(Your instructions) Return every record exactly as written.

(Provided records)
** BEGIN **

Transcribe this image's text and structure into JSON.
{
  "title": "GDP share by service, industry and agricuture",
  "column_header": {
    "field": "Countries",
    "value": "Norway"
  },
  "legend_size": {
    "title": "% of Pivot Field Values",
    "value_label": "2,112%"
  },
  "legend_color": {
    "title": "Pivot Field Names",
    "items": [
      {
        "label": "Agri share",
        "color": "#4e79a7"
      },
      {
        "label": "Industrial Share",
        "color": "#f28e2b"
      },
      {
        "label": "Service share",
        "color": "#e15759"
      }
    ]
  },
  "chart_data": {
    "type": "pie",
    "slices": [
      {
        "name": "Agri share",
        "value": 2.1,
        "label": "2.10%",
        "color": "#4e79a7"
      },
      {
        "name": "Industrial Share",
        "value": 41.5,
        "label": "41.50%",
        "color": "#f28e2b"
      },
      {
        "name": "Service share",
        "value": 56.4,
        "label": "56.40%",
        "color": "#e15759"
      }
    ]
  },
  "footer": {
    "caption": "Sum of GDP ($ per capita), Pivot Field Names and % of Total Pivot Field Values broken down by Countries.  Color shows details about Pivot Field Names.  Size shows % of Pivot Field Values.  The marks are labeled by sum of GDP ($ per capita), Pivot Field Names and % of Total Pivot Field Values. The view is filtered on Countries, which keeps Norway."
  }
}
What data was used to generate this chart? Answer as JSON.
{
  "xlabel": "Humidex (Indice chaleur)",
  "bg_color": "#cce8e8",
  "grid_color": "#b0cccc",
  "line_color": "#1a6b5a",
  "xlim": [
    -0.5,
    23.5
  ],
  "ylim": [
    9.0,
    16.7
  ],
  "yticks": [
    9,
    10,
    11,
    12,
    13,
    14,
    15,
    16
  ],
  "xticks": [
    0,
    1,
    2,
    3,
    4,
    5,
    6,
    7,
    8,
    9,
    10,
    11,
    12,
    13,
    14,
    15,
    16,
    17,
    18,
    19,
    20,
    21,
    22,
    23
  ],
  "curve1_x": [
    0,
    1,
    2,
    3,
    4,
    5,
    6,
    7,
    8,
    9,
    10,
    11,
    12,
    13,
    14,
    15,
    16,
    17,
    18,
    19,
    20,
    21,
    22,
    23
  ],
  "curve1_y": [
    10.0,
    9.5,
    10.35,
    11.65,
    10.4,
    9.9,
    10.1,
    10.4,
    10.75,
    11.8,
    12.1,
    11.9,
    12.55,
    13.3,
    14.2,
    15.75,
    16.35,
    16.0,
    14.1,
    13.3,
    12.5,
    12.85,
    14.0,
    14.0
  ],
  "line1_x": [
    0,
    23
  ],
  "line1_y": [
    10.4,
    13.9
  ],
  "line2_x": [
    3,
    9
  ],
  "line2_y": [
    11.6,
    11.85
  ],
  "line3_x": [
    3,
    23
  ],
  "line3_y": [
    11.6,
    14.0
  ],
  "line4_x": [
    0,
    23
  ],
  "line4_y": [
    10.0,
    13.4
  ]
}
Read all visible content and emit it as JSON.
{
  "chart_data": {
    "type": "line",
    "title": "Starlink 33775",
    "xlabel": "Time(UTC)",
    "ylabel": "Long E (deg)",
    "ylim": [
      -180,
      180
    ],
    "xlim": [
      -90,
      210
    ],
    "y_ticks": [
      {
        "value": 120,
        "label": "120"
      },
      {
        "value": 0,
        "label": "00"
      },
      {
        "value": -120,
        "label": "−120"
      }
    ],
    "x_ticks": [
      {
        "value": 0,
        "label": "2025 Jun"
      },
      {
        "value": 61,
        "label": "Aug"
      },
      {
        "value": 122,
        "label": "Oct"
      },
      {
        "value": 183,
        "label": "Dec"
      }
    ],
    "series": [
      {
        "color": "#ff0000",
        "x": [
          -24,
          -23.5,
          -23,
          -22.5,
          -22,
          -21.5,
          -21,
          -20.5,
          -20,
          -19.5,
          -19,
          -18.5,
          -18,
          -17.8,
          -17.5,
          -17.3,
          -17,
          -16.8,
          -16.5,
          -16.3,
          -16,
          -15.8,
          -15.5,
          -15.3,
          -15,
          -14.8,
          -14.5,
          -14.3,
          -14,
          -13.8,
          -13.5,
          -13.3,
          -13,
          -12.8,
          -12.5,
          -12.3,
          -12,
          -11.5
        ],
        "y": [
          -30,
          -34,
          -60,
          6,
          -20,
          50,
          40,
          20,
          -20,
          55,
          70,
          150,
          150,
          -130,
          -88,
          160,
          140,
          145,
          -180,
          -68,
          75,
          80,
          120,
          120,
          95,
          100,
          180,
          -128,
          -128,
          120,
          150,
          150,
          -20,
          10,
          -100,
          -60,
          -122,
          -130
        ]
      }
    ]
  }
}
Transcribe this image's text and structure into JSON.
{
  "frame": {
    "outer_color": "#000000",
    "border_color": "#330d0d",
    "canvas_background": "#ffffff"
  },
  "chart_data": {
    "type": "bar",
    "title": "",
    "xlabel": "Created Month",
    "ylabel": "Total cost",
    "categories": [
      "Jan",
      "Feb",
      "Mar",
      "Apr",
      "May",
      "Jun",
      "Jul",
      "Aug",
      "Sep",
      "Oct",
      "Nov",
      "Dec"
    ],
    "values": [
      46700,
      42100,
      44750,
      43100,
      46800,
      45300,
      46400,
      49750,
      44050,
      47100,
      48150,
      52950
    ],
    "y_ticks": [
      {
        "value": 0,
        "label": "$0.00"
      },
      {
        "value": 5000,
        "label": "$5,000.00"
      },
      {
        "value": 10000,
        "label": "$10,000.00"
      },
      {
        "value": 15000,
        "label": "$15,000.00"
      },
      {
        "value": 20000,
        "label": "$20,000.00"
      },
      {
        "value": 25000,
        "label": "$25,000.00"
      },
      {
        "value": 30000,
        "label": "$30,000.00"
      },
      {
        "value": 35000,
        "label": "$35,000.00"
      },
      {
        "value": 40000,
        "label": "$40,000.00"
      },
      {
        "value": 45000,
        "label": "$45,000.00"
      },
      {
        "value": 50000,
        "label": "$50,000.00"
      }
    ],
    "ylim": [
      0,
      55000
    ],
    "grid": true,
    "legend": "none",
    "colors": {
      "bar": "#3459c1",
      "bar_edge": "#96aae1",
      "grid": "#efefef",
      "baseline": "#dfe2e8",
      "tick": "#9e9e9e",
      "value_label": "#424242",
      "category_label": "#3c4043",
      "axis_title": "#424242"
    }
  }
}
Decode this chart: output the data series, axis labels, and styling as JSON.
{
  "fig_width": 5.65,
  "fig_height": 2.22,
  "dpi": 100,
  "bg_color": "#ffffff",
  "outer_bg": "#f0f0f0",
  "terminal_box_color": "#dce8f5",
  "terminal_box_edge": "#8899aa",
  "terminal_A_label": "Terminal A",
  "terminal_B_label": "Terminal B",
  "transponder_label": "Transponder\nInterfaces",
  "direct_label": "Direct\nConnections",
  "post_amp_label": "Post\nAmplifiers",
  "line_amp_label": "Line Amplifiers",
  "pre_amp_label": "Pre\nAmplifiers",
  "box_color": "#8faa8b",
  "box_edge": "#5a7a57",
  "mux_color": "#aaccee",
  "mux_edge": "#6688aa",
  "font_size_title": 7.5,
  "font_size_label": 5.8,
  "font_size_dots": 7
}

** END **

(Solved exercise)
Transcribe this image's text and structure into JSON.
{
  "title": "GDP share by service, industry and agricuture",
  "column_header": {
    "field": "Countries",
    "value": "Norway"
  },
  "legend_size": {
    "title": "% of Pivot Field Values",
    "value_label": "2,112%"
  },
  "legend_color": {
    "title": "Pivot Field Names",
    "items": [
      {
        "label": "Agri share",
        "color": "#4e79a7"
      },
      {
        "label": "Industrial Share",
        "color": "#f28e2b"
      },
      {
        "label": "Service share",
        "color": "#e15759"
      }
    ]
  },
  "chart_data": {
    "type": "pie",
    "slices": [
      {
        "name": "Agri share",
        "value": 2.1,
        "label": "2.10%",
        "color": "#4e79a7"
      },
      {
        "name": "Industrial Share",
        "value": 41.5,
        "label": "41.50%",
        "color": "#f28e2b"
      },
      {
        "name": "Service share",
        "value": 56.4,
        "label": "56.40%",
        "color": "#e15759"
      }
    ]
  },
  "footer": {
    "caption": "Sum of GDP ($ per capita), Pivot Field Names and % of Total Pivot Field Values broken down by Countries.  Color shows details about Pivot Field Names.  Size shows % of Pivot Field Values.  The marks are labeled by sum of GDP ($ per capita), Pivot Field Names and % of Total Pivot Field Values. The view is filtered on Countries, which keeps Norway."
  }
}
What data was used to generate this chart? Answer as JSON.
{
  "xlabel": "Humidex (Indice chaleur)",
  "bg_color": "#cce8e8",
  "grid_color": "#b0cccc",
  "line_color": "#1a6b5a",
  "xlim": [
    -0.5,
    23.5
  ],
  "ylim": [
    9.0,
    16.7
  ],
  "yticks": [
    9,
    10,
    11,
    12,
    13,
    14,
    15,
    16
  ],
  "xticks": [
    0,
    1,
    2,
    3,
    4,
    5,
    6,
    7,
    8,
    9,
    10,
    11,
    12,
    13,
    14,
    15,
    16,
    17,
    18,
    19,
    20,
    21,
    22,
    23
  ],
  "curve1_x": [
    0,
    1,
    2,
    3,
    4,
    5,
    6,
    7,
    8,
    9,
    10,
    11,
    12,
    13,
    14,
    15,
    16,
    17,
    18,
    19,
    20,
    21,
    22,
    23
  ],
  "curve1_y": [
    10.0,
    9.5,
    10.35,
    11.65,
    10.4,
    9.9,
    10.1,
    10.4,
    10.75,
    11.8,
    12.1,
    11.9,
    12.55,
    13.3,
    14.2,
    15.75,
    16.35,
    16.0,
    14.1,
    13.3,
    12.5,
    12.85,
    14.0,
    14.0
  ],
  "line1_x": [
    0,
    23
  ],
  "line1_y": [
    10.4,
    13.9
  ],
  "line2_x": [
    3,
    9
  ],
  "line2_y": [
    11.6,
    11.85
  ],
  "line3_x": [
    3,
    23
  ],
  "line3_y": [
    11.6,
    14.0
  ],
  "line4_x": [
    0,
    23
  ],
  "line4_y": [
    10.0,
    13.4
  ]
}
Read all visible content and emit it as JSON.
{
  "chart_data": {
    "type": "line",
    "title": "Starlink 33775",
    "xlabel": "Time(UTC)",
    "ylabel": "Long E (deg)",
    "ylim": [
      -180,
      180
    ],
    "xlim": [
      -90,
      210
    ],
    "y_ticks": [
      {
        "value": 120,
        "label": "120"
      },
      {
        "value": 0,
        "label": "00"
      },
      {
        "value": -120,
        "label": "−120"
      }
    ],
    "x_ticks": [
      {
        "value": 0,
        "label": "2025 Jun"
      },
      {
        "value": 61,
        "label": "Aug"
      },
      {
        "value": 122,
        "label": "Oct"
      },
      {
        "value": 183,
        "label": "Dec"
      }
    ],
    "series": [
      {
        "color": "#ff0000",
        "x": [
          -24,
          -23.5,
          -23,
          -22.5,
          -22,
          -21.5,
          -21,
          -20.5,
          -20,
          -19.5,
          -19,
          -18.5,
          -18,
          -17.8,
          -17.5,
          -17.3,
          -17,
          -16.8,
          -16.5,
          -16.3,
          -16,
          -15.8,
          -15.5,
          -15.3,
          -15,
          -14.8,
          -14.5,
          -14.3,
          -14,
          -13.8,
          -13.5,
          -13.3,
          -13,
          -12.8,
          -12.5,
          -12.3,
          -12,
          -11.5
        ],
        "y": [
          -30,
          -34,
          -60,
          6,
          -20,
          50,
          40,
          20,
          -20,
          55,
          70,
          150,
          150,
          -130,
          -88,
          160,
          140,
          145,
          -180,
          -68,
          75,
          80,
          120,
          120,
          95,
          100,
          180,
          -128,
          -128,
          120,
          150,
          150,
          -20,
          10,
          -100,
          -60,
          -122,
          -130
        ]
      }
    ]
  }
}
Transcribe this image's text and structure into JSON.
{
  "frame": {
    "outer_color": "#000000",
    "border_color": "#330d0d",
    "canvas_background": "#ffffff"
  },
  "chart_data": {
    "type": "bar",
    "title": "",
    "xlabel": "Created Month",
    "ylabel": "Total cost",
    "categories": [
      "Jan",
      "Feb",
      "Mar",
      "Apr",
      "May",
      "Jun",
      "Jul",
      "Aug",
      "Sep",
      "Oct",
      "Nov",
      "Dec"
    ],
    "values": [
      46700,
      42100,
      44750,
      43100,
      46800,
      45300,
      46400,
      49750,
      44050,
      47100,
      48150,
      52950
    ],
    "y_ticks": [
      {
        "value": 0,
        "label": "$0.00"
      },
      {
        "value": 5000,
        "label": "$5,000.00"
      },
      {
        "value": 10000,
        "label": "$10,000.00"
      },
      {
        "value": 15000,
        "label": "$15,000.00"
      },
      {
        "value": 20000,
        "label": "$20,000.00"
      },
      {
        "value": 25000,
        "label": "$25,000.00"
      },
      {
        "value": 30000,
        "label": "$30,000.00"
      },
      {
        "value": 35000,
        "label": "$35,000.00"
      },
      {
        "value": 40000,
        "label": "$40,000.00"
      },
      {
        "value": 45000,
        "label": "$45,000.00"
      },
      {
        "value": 50000,
        "label": "$50,000.00"
      }
    ],
    "ylim": [
      0,
      55000
    ],
    "grid": true,
    "legend": "none",
    "colors": {
      "bar": "#3459c1",
      "bar_edge": "#96aae1",
      "grid": "#efefef",
      "baseline": "#dfe2e8",
      "tick": "#9e9e9e",
      "value_label": "#424242",
      "category_label": "#3c4043",
      "axis_title": "#424242"
    }
  }
}
Decode this chart: output the data series, axis labels, and styling as JSON.
{
  "fig_width": 5.65,
  "fig_height": 2.22,
  "dpi": 100,
  "bg_color": "#ffffff",
  "outer_bg": "#f0f0f0",
  "terminal_box_color": "#dce8f5",
  "terminal_box_edge": "#8899aa",
  "terminal_A_label": "Terminal A",
  "terminal_B_label": "Terminal B",
  "transponder_label": "Transponder\nInterfaces",
  "direct_label": "Direct\nConnections",
  "post_amp_label": "Post\nAmplifiers",
  "line_amp_label": "Line Amplifiers",
  "pre_amp_label": "Pre\nAmplifiers",
  "box_color": "#8faa8b",
  "box_edge": "#5a7a57",
  "mux_color": "#aaccee",
  "mux_edge": "#6688aa",
  "font_size_title": 7.5,
  "font_size_label": 5.8,
  "font_size_dots": 7
}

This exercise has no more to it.